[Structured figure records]

..............................

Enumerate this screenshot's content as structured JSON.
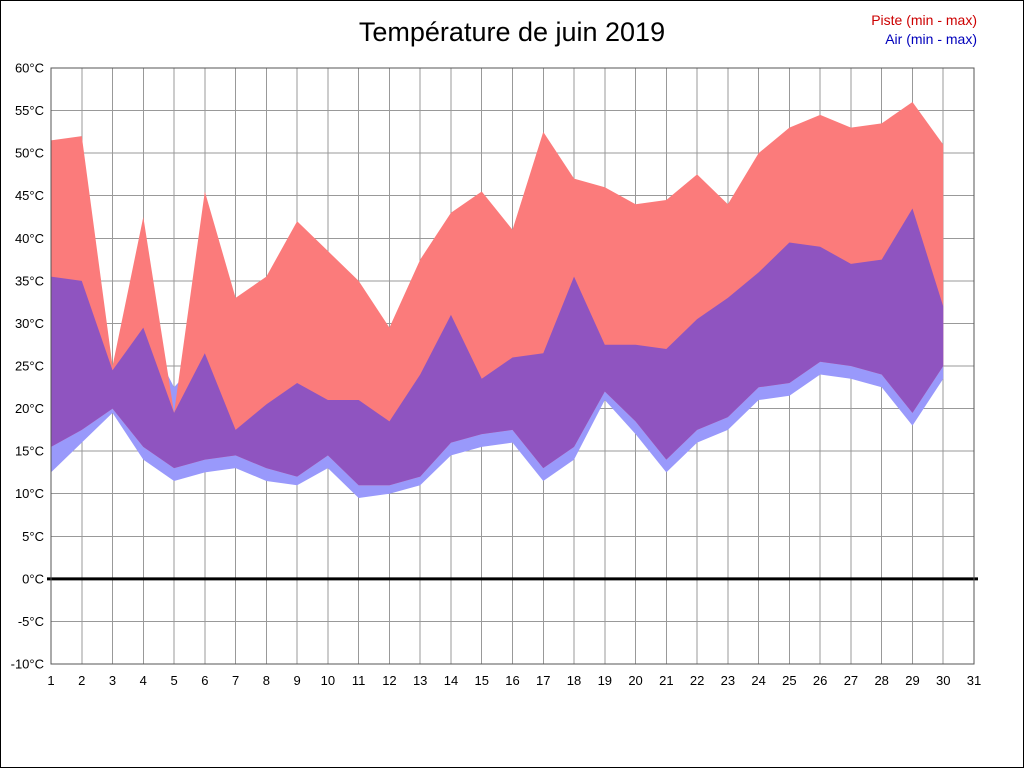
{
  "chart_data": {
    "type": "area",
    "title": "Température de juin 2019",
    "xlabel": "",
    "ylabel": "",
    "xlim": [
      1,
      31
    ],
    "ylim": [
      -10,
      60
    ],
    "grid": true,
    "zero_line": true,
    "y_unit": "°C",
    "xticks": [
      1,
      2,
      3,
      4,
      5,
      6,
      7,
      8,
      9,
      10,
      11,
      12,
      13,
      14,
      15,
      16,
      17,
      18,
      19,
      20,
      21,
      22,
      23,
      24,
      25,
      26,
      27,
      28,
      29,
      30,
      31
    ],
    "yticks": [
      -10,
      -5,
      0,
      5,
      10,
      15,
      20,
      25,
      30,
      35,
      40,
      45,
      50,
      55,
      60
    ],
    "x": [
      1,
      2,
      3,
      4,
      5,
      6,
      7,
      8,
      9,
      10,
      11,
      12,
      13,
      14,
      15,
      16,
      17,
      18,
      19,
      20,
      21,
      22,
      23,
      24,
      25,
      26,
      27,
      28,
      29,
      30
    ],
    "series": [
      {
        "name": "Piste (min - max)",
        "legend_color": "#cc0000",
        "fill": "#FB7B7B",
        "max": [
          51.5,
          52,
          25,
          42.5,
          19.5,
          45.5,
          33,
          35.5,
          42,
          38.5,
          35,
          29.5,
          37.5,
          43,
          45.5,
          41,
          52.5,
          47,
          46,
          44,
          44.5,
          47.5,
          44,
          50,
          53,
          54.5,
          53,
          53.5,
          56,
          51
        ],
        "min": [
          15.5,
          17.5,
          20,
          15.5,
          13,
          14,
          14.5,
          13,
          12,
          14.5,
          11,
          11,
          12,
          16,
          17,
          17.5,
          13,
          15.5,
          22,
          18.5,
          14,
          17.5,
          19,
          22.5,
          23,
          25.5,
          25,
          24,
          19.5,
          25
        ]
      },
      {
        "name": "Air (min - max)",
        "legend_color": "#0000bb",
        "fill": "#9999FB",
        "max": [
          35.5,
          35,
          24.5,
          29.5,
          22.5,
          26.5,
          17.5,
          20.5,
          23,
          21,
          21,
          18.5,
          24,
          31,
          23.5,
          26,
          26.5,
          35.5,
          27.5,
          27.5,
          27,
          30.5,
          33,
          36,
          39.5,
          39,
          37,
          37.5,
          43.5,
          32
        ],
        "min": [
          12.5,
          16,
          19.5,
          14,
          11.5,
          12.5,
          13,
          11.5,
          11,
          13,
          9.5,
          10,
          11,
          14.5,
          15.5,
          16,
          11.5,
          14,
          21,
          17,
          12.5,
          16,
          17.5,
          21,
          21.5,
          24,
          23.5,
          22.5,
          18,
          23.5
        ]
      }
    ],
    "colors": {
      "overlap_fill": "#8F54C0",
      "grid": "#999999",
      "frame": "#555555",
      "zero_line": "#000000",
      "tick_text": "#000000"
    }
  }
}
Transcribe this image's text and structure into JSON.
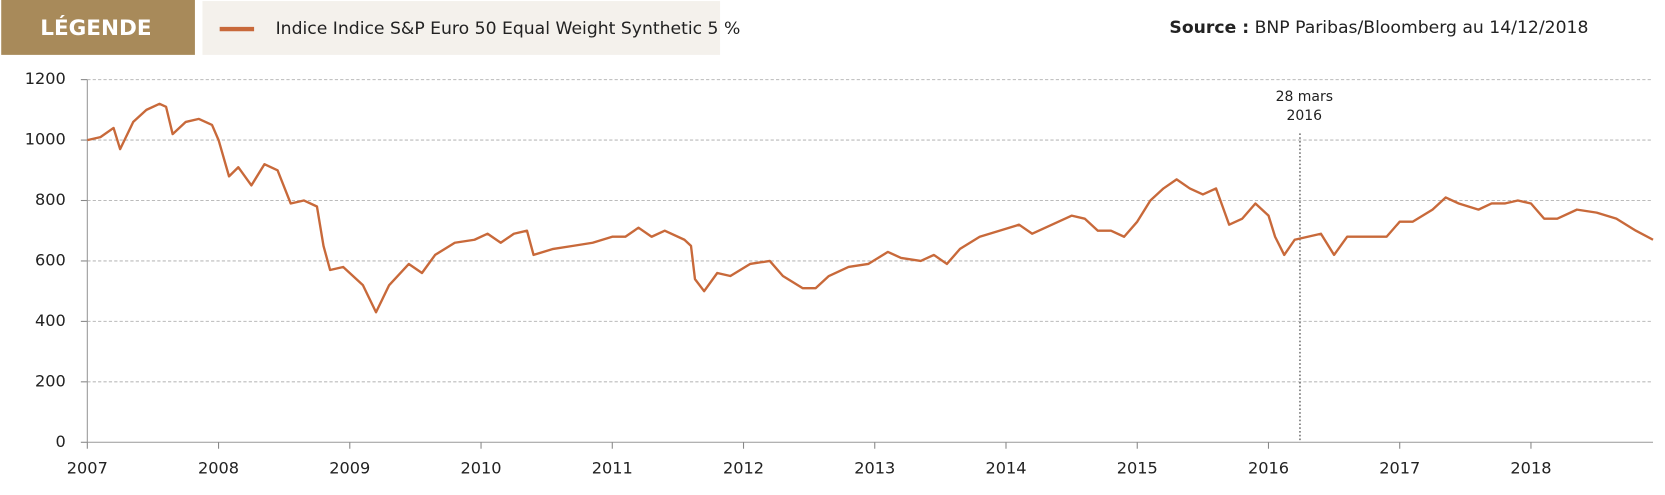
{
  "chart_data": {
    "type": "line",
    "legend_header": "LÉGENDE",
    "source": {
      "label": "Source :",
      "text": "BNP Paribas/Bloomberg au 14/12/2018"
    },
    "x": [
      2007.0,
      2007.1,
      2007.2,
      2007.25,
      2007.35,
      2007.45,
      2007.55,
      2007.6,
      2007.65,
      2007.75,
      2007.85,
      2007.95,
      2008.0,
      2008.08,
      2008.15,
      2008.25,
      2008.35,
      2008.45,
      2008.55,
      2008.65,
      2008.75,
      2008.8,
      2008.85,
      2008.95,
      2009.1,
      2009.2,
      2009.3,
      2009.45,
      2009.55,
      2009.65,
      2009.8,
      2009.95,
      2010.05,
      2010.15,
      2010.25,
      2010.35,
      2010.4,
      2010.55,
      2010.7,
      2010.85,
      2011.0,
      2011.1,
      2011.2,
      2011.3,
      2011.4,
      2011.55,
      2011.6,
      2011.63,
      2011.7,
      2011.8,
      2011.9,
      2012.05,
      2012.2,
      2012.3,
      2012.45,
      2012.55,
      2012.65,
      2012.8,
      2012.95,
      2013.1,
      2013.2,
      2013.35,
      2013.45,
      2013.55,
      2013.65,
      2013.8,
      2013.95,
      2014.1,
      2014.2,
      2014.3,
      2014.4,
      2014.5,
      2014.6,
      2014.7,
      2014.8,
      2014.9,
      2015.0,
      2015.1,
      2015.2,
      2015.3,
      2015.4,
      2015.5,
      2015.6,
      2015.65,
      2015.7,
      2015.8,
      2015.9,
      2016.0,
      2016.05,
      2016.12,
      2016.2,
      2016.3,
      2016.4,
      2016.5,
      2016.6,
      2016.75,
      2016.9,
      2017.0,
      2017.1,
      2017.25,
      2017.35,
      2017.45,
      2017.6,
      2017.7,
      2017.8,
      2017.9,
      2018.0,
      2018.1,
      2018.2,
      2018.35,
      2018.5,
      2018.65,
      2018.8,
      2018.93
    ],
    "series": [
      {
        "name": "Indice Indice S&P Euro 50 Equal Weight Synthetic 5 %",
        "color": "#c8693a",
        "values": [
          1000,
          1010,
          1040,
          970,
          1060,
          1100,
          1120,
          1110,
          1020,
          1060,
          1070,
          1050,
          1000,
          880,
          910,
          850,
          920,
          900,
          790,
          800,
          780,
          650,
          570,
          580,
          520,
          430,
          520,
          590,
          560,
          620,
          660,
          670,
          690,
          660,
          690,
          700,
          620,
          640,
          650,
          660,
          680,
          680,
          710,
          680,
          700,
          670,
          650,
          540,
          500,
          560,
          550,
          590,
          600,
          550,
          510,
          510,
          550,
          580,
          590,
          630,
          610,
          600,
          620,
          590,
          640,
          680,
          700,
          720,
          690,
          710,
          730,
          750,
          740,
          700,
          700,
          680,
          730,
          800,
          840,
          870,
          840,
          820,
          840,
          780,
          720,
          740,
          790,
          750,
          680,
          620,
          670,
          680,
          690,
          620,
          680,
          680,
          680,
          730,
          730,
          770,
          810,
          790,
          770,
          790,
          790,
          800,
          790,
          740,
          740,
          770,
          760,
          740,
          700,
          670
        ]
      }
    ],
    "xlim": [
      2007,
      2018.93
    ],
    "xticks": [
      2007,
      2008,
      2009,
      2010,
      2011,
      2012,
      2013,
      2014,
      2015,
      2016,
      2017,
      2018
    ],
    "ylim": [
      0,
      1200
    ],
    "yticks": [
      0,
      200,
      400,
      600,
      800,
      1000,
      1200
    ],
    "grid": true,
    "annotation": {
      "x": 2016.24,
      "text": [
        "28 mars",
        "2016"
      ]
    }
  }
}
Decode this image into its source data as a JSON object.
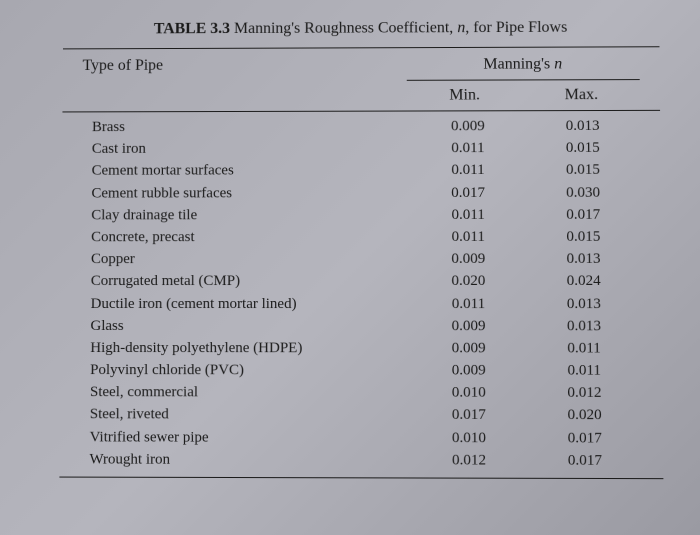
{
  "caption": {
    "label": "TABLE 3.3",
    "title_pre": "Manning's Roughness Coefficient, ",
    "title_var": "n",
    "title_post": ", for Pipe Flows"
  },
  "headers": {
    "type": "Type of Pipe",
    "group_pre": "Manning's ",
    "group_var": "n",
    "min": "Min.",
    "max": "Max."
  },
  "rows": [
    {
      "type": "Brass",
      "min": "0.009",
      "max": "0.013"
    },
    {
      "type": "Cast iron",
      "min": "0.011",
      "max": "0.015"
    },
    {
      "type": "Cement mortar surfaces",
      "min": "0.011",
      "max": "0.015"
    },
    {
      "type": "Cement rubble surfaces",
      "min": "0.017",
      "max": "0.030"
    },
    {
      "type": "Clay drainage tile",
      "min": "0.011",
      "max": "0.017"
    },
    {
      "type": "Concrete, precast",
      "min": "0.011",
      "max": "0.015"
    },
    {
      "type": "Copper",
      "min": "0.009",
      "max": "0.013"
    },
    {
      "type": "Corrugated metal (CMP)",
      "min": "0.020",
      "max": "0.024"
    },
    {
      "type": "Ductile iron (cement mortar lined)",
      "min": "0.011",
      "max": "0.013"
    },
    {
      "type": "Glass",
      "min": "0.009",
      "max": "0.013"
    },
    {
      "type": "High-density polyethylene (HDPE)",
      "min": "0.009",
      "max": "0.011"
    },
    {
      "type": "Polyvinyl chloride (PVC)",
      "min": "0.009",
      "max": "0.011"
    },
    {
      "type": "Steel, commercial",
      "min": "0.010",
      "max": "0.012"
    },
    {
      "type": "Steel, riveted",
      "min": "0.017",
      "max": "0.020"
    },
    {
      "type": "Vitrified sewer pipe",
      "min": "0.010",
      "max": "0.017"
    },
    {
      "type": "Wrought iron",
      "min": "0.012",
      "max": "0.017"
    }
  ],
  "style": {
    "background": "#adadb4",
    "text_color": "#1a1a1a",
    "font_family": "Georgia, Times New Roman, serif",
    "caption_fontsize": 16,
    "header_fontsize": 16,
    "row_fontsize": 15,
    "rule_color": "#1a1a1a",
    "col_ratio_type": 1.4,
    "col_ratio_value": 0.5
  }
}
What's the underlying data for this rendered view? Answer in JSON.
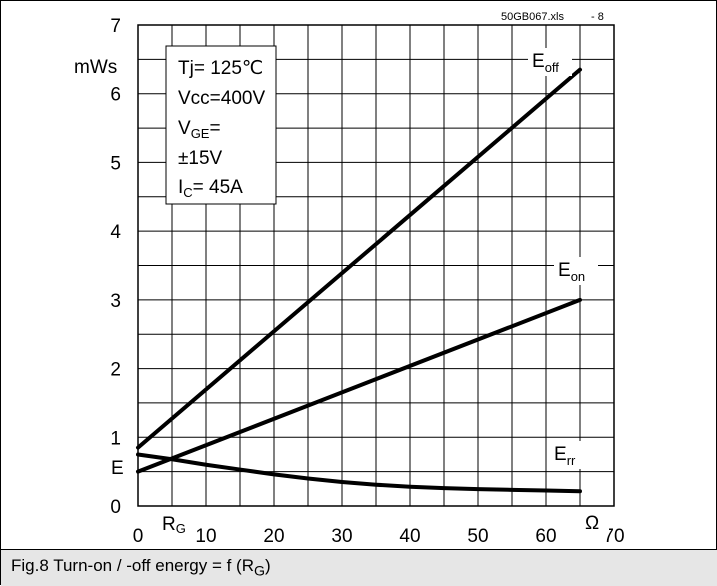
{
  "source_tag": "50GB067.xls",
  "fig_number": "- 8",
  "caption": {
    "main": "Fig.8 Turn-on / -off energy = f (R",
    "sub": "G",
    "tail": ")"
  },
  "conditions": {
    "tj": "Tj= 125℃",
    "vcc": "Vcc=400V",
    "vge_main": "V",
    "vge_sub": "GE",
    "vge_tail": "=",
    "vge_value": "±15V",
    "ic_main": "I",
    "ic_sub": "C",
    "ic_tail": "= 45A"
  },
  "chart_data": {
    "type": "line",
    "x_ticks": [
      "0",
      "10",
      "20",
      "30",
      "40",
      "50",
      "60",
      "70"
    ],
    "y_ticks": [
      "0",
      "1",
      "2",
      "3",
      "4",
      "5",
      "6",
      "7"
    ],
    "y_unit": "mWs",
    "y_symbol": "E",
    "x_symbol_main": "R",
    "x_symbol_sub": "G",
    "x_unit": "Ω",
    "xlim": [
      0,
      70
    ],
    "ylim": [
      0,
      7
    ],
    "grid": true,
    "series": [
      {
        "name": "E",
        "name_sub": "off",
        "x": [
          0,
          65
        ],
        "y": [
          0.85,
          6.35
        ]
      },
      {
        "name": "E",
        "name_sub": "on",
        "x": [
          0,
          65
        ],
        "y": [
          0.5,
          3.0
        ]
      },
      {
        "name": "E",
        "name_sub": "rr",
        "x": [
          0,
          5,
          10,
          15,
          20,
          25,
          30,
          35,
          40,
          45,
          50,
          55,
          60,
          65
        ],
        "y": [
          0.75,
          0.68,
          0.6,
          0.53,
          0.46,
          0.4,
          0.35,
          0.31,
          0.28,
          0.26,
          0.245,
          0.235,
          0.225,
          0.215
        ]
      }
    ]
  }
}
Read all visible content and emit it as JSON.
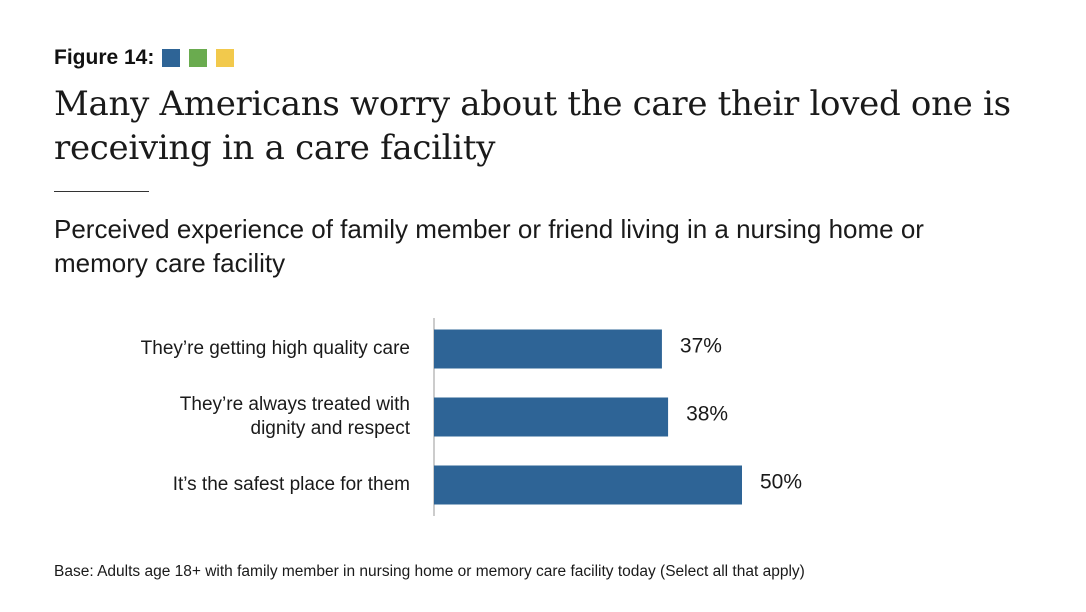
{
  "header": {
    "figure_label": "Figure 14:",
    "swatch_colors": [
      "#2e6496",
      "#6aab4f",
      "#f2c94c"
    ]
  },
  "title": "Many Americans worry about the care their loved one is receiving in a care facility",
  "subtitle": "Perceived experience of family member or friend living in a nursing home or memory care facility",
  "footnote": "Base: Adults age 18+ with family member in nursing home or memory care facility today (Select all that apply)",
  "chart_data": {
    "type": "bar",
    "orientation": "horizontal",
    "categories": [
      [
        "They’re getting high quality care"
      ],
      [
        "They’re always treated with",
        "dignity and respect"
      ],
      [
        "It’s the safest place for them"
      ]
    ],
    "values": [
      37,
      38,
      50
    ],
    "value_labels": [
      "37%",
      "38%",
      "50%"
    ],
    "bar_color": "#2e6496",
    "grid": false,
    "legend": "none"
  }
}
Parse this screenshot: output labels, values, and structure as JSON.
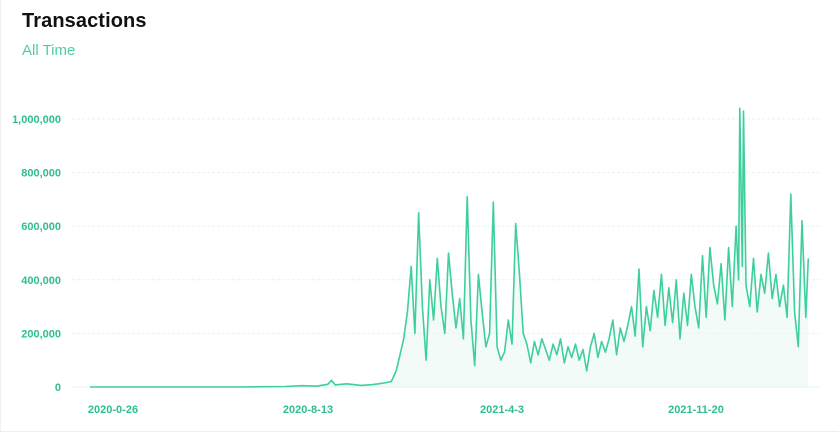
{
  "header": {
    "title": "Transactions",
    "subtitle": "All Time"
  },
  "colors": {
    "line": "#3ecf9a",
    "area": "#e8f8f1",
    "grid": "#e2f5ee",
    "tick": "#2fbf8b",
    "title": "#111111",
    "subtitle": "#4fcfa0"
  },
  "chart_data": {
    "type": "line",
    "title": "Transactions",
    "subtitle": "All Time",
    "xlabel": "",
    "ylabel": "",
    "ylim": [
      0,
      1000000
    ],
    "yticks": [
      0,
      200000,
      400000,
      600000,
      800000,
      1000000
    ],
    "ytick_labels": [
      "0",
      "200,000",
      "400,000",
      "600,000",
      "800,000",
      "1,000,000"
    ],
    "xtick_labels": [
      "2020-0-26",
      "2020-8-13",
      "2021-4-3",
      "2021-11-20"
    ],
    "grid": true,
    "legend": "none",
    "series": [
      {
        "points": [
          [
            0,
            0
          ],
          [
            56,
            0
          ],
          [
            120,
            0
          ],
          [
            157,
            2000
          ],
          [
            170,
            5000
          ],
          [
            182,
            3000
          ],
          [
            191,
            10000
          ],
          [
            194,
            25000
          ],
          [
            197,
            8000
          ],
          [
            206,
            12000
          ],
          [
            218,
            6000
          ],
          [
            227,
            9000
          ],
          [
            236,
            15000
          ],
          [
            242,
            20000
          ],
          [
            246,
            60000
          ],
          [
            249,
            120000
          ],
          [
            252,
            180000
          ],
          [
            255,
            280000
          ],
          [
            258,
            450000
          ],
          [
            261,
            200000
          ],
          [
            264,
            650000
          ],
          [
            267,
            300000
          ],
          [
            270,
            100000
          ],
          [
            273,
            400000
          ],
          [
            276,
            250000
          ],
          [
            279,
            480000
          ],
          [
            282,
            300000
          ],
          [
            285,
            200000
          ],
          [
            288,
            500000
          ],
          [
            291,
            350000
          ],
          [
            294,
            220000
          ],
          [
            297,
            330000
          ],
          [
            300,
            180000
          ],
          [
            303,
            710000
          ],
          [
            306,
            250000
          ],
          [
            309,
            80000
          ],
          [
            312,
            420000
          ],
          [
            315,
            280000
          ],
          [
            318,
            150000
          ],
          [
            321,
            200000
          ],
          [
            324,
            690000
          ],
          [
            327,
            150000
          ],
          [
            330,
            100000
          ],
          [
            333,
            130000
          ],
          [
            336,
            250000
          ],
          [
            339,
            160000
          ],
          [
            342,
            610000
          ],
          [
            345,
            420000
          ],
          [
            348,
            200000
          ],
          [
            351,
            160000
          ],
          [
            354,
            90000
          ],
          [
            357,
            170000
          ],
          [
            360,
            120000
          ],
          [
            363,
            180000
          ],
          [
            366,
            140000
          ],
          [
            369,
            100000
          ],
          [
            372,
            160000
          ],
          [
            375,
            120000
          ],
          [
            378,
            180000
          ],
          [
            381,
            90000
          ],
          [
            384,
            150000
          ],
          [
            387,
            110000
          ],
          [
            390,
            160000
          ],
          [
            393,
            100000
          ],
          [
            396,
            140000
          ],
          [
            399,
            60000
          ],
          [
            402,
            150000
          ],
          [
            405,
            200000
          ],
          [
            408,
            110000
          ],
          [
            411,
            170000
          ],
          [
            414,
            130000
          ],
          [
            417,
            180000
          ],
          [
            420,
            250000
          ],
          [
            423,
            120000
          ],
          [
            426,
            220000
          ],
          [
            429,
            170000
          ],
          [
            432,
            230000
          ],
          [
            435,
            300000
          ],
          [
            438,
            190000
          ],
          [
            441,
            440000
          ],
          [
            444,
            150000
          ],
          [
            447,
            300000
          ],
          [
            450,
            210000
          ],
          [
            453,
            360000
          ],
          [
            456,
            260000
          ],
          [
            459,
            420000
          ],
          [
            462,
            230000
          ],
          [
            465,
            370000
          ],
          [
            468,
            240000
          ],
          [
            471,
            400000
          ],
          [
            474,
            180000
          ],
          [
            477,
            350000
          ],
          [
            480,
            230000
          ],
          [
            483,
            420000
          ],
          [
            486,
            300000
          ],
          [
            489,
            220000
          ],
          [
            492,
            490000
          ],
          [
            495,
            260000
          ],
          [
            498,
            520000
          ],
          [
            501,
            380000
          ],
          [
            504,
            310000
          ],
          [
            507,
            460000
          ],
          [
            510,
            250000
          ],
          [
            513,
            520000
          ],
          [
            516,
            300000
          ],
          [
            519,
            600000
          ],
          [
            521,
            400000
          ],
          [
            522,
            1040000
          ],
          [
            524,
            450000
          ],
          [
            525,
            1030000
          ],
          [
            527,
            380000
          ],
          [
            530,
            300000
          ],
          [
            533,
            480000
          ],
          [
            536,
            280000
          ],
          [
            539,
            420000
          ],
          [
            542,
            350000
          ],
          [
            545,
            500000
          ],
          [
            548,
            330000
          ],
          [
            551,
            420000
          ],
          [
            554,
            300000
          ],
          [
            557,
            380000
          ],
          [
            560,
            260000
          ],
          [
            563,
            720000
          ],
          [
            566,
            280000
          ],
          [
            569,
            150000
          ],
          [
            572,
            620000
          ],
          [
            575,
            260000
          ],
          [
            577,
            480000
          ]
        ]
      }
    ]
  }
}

..............................

→ **Prompt**:
Gather each line of the records holding the string "member".

→ **Response for this exercise**:
  "subtitle": "Perceived experience of family member or friend living in a nursing home or memory care facility",
  "footnote": "Base: Adults age 18+ with family member in nursing home or memory care facility today (Select all that apply)",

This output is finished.